▸ DESCRIPTION OF THE TASK
Wherever the word "Scaling" appears in a line, extract that line.

▸ RECORDS FOR THIS EXERCISE
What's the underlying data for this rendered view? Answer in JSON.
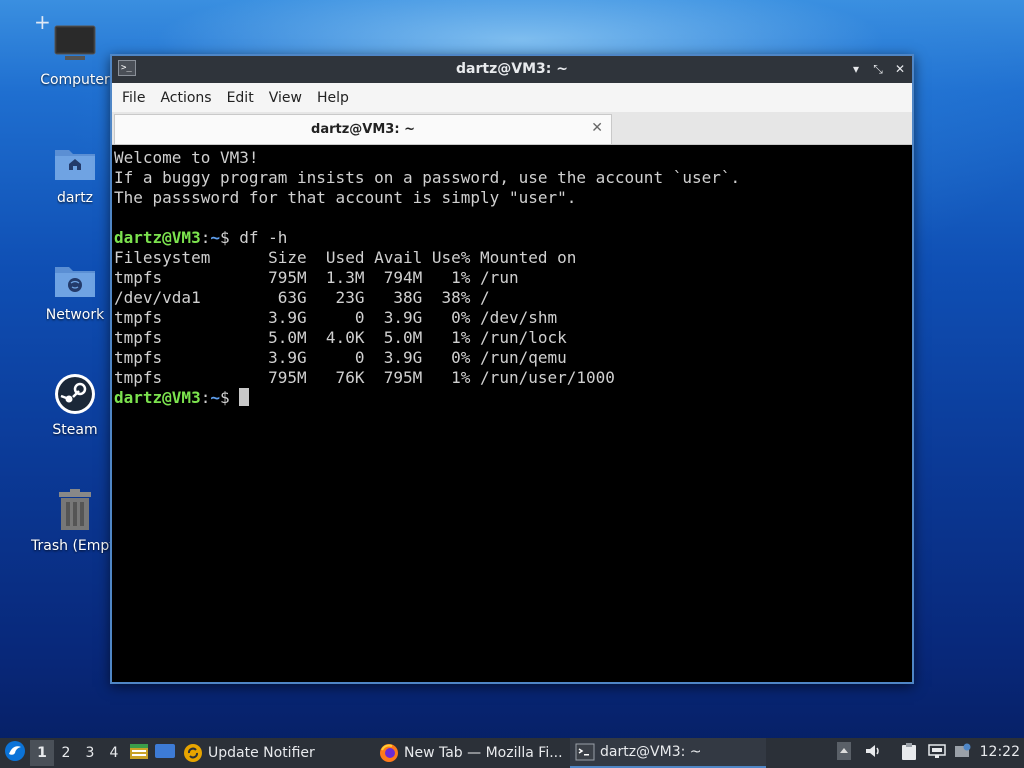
{
  "desktop": {
    "icons": [
      {
        "label": "Computer",
        "icon": "monitor-icon"
      },
      {
        "label": "dartz",
        "icon": "home-folder-icon"
      },
      {
        "label": "Network",
        "icon": "network-folder-icon"
      },
      {
        "label": "Steam",
        "icon": "steam-icon"
      },
      {
        "label": "Trash (Empty)",
        "icon": "trash-icon"
      }
    ]
  },
  "window": {
    "title": "dartz@VM3: ~",
    "menu": [
      "File",
      "Actions",
      "Edit",
      "View",
      "Help"
    ],
    "tab": {
      "label": "dartz@VM3: ~"
    },
    "controls": {
      "minimize": "▾",
      "maximize": "⤡",
      "close": "✕"
    }
  },
  "terminal": {
    "lines": [
      "Welcome to VM3!",
      "If a buggy program insists on a password, use the account `user`.",
      "The passsword for that account is simply \"user\"."
    ],
    "prompt_user": "dartz@VM3",
    "prompt_sep": ":",
    "prompt_path": "~",
    "prompt_dollar": "$ ",
    "command": "df -h",
    "df_output": [
      "Filesystem      Size  Used Avail Use% Mounted on",
      "tmpfs           795M  1.3M  794M   1% /run",
      "/dev/vda1        63G   23G   38G  38% /",
      "tmpfs           3.9G     0  3.9G   0% /dev/shm",
      "tmpfs           5.0M  4.0K  5.0M   1% /run/lock",
      "tmpfs           3.9G     0  3.9G   0% /run/qemu",
      "tmpfs           795M   76K  795M   1% /run/user/1000"
    ]
  },
  "taskbar": {
    "workspaces": [
      "1",
      "2",
      "3",
      "4"
    ],
    "active_workspace": "1",
    "tasks": [
      {
        "label": "Update Notifier",
        "icon": "update-notifier-icon"
      },
      {
        "label": "New Tab — Mozilla Fi...",
        "icon": "firefox-icon"
      },
      {
        "label": "dartz@VM3: ~",
        "icon": "terminal-icon"
      }
    ],
    "clock": "12:22"
  },
  "colors": {
    "prompt_user": "#7ce34e",
    "prompt_path": "#5fa0f0",
    "window_border": "#4f86c6",
    "taskbar_bg": "#2b3038"
  }
}
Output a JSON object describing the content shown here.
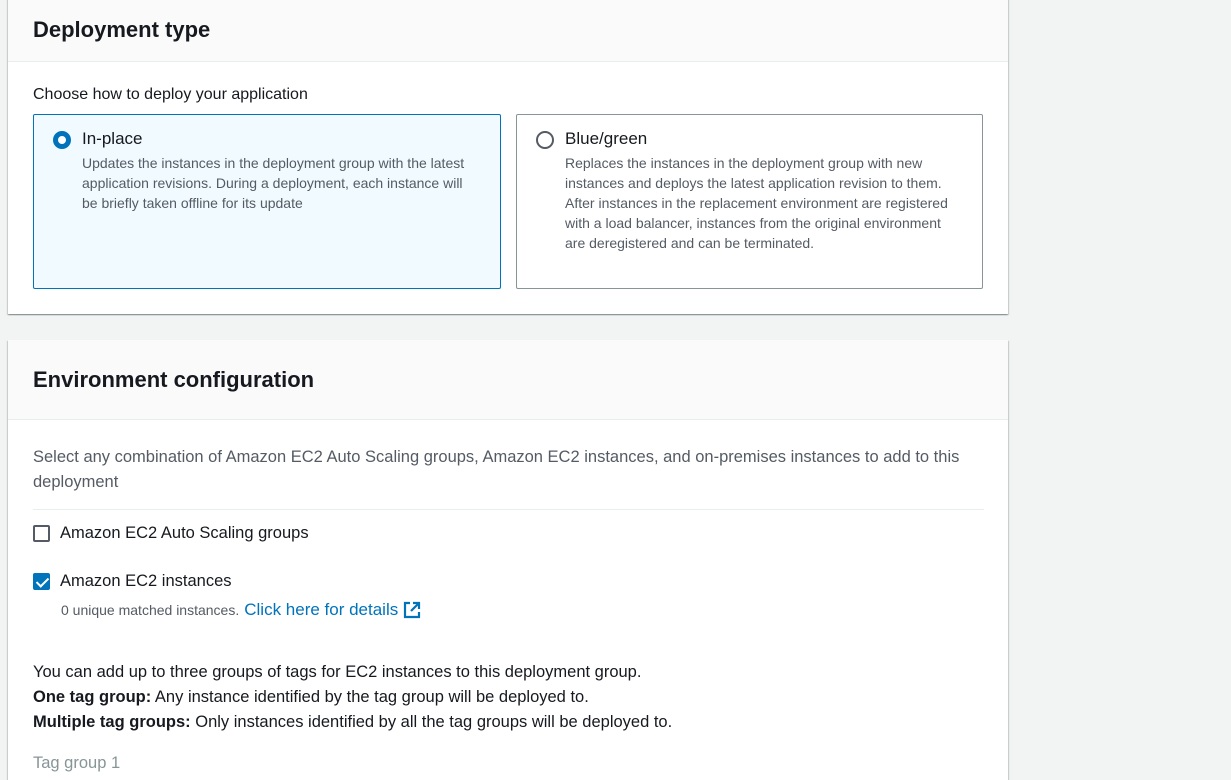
{
  "deployment_type": {
    "title": "Deployment type",
    "prompt": "Choose how to deploy your application",
    "options": [
      {
        "label": "In-place",
        "description": "Updates the instances in the deployment group with the latest application revisions. During a deployment, each instance will be briefly taken offline for its update",
        "selected": true
      },
      {
        "label": "Blue/green",
        "description": "Replaces the instances in the deployment group with new instances and deploys the latest application revision to them. After instances in the replacement environment are registered with a load balancer, instances from the original environment are deregistered and can be terminated.",
        "selected": false
      }
    ]
  },
  "environment": {
    "title": "Environment configuration",
    "intro": "Select any combination of Amazon EC2 Auto Scaling groups, Amazon EC2 instances, and on-premises instances to add to this deployment",
    "checkboxes": [
      {
        "label": "Amazon EC2 Auto Scaling groups",
        "checked": false
      },
      {
        "label": "Amazon EC2 instances",
        "checked": true
      }
    ],
    "matched_text": "0 unique matched instances.",
    "details_link": "Click here for details",
    "tags_intro": "You can add up to three groups of tags for EC2 instances to this deployment group.",
    "one_tag_bold": "One tag group:",
    "one_tag_text": " Any instance identified by the tag group will be deployed to.",
    "multi_tag_bold": "Multiple tag groups:",
    "multi_tag_text": " Only instances identified by all the tag groups will be deployed to.",
    "tag_group_label": "Tag group 1"
  },
  "colors": {
    "accent": "#0073bb",
    "selected_tile_bg": "#f1faff",
    "muted_text": "#545b64"
  }
}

▸ RESULT OF THE TASK
    "intro": "Select any combination of Amazon EC2 Auto Scaling groups, Amazon EC2 instances, and on-premises instances to add to this deployment",
        "label": "Amazon EC2 Auto Scaling groups",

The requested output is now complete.